**EXERCISE DETAILS**
Copy out, word for word, the stretch from the start of the rows through the line that contains "svg-text:A3: A3 — [299, 188, 305, 193]", including that line.

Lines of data
********************

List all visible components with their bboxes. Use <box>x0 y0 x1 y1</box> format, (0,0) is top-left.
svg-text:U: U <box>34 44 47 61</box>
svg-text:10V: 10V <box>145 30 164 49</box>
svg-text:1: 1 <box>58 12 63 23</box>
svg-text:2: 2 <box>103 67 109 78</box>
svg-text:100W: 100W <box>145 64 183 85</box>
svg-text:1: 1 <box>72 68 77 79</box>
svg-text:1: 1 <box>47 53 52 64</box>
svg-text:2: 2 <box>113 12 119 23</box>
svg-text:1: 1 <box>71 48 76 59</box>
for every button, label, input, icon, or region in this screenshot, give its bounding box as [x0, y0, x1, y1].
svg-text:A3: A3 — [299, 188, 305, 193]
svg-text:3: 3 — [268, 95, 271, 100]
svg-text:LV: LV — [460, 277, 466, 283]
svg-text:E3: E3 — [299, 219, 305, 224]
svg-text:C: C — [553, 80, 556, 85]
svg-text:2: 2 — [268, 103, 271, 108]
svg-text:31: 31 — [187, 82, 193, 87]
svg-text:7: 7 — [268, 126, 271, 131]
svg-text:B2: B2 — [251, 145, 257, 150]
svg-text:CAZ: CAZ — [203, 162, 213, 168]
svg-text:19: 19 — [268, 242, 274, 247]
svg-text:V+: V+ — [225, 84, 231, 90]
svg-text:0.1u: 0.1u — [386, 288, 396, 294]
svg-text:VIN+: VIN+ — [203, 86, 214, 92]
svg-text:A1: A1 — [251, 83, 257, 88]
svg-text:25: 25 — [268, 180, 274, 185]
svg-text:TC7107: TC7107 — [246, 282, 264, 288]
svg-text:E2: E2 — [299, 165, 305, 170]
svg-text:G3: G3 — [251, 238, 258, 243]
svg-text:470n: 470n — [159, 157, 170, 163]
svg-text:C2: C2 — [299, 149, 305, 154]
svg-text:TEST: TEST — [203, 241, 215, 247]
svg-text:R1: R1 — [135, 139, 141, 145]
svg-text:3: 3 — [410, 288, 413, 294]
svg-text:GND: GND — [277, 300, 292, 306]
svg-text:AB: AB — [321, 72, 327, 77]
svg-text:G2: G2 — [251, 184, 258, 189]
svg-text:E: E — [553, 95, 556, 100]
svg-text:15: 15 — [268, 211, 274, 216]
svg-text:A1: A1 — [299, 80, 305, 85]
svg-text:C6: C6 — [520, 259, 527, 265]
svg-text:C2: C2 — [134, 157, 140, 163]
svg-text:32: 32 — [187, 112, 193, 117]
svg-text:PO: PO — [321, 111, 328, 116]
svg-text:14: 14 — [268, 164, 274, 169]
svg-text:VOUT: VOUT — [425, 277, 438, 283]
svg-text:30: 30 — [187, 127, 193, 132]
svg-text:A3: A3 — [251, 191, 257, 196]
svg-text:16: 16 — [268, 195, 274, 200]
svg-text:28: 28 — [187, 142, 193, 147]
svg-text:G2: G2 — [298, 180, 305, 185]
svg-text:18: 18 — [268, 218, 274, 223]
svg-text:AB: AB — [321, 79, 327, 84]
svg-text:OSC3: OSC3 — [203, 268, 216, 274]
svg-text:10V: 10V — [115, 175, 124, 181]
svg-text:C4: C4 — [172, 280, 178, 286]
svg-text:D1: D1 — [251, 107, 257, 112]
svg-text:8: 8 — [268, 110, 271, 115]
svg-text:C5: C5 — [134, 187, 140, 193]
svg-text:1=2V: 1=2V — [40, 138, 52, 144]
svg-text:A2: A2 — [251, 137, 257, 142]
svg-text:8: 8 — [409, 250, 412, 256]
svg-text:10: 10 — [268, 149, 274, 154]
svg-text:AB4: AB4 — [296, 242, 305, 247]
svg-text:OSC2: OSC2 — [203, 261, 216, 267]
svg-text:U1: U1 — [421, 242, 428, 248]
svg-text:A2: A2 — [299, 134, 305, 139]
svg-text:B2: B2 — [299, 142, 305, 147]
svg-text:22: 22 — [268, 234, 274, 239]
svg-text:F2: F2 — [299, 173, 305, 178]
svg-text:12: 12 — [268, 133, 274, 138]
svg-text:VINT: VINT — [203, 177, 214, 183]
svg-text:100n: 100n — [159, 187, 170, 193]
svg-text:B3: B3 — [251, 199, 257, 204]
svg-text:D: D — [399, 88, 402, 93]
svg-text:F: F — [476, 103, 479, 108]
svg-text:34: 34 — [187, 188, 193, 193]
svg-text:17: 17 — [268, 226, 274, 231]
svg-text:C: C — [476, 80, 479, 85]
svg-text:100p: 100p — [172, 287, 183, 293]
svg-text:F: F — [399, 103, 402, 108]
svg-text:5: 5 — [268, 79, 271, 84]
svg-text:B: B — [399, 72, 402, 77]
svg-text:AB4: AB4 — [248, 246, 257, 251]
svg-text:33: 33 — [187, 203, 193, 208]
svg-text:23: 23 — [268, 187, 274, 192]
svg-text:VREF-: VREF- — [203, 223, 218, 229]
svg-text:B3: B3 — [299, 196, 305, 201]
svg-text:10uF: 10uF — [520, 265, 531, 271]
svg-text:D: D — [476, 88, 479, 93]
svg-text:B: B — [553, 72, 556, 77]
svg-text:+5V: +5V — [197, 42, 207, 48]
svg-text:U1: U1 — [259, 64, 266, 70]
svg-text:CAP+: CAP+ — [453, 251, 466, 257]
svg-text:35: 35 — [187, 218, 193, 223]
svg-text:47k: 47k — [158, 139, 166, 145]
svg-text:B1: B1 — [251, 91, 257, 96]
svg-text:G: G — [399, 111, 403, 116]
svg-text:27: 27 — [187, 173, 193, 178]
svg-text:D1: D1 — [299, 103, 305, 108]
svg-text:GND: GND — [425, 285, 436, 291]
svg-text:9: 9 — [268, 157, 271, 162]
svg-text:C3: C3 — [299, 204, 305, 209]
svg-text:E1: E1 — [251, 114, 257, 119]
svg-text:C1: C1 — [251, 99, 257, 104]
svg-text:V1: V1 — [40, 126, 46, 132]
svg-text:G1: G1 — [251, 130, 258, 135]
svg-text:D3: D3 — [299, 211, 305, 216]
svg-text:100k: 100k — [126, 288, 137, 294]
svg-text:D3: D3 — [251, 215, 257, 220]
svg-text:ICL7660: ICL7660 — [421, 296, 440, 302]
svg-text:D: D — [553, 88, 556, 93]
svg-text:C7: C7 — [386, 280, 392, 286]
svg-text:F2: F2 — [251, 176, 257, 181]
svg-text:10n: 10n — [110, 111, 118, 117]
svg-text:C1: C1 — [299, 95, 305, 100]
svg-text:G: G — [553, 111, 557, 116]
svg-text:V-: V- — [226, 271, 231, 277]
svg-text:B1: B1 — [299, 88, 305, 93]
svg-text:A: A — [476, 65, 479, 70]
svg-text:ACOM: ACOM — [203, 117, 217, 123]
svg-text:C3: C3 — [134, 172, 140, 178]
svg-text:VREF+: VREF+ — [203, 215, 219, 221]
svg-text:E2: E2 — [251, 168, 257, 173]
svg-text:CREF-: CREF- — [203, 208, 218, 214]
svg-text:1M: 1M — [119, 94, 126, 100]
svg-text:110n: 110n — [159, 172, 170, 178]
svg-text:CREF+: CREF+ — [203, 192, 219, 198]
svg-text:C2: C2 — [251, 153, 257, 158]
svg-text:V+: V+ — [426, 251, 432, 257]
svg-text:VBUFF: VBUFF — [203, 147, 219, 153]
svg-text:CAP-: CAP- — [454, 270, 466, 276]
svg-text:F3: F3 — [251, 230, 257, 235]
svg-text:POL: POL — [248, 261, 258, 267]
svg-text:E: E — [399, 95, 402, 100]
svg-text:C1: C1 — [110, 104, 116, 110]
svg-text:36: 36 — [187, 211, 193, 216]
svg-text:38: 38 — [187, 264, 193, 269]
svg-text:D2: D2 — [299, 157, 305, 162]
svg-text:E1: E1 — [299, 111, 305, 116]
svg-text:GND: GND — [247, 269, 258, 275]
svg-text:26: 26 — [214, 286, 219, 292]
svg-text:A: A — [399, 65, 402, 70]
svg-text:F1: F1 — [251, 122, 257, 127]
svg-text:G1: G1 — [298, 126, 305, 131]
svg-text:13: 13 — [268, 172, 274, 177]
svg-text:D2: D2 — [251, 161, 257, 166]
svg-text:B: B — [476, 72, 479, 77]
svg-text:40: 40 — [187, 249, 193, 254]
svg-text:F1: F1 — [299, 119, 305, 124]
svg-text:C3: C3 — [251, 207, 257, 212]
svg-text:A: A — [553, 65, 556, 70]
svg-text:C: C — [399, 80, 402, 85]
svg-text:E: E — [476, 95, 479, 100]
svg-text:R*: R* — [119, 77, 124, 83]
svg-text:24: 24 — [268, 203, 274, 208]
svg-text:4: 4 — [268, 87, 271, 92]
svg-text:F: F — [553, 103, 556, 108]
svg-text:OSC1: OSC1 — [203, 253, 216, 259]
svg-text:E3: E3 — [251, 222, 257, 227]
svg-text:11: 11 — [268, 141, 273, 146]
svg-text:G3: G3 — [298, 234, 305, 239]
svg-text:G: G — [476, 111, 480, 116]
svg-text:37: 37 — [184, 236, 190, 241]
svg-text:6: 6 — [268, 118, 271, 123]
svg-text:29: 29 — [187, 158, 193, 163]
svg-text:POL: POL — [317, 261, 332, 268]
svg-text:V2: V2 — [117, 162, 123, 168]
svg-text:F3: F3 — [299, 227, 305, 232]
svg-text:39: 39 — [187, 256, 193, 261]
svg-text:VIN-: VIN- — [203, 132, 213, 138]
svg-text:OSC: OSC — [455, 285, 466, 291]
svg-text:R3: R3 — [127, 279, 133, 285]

********************

**FINISHED TASK**
List all visible components with their bboxes. Use <box>x0 y0 x1 y1</box> format, (0,0) is top-left.
svg-text:U: U <box>34 44 47 61</box>
svg-text:10V: 10V <box>145 30 164 49</box>
svg-text:1: 1 <box>58 12 63 23</box>
svg-text:2: 2 <box>103 67 109 78</box>
svg-text:100W: 100W <box>145 64 183 85</box>
svg-text:1: 1 <box>72 68 77 79</box>
svg-text:1: 1 <box>47 53 52 64</box>
svg-text:2: 2 <box>113 12 119 23</box>
svg-text:1: 1 <box>71 48 76 59</box>
for every button, label, input, icon, or region in this screenshot, give its bounding box as [x0, y0, x1, y1].
svg-text:A3: A3 — [299, 188, 305, 193]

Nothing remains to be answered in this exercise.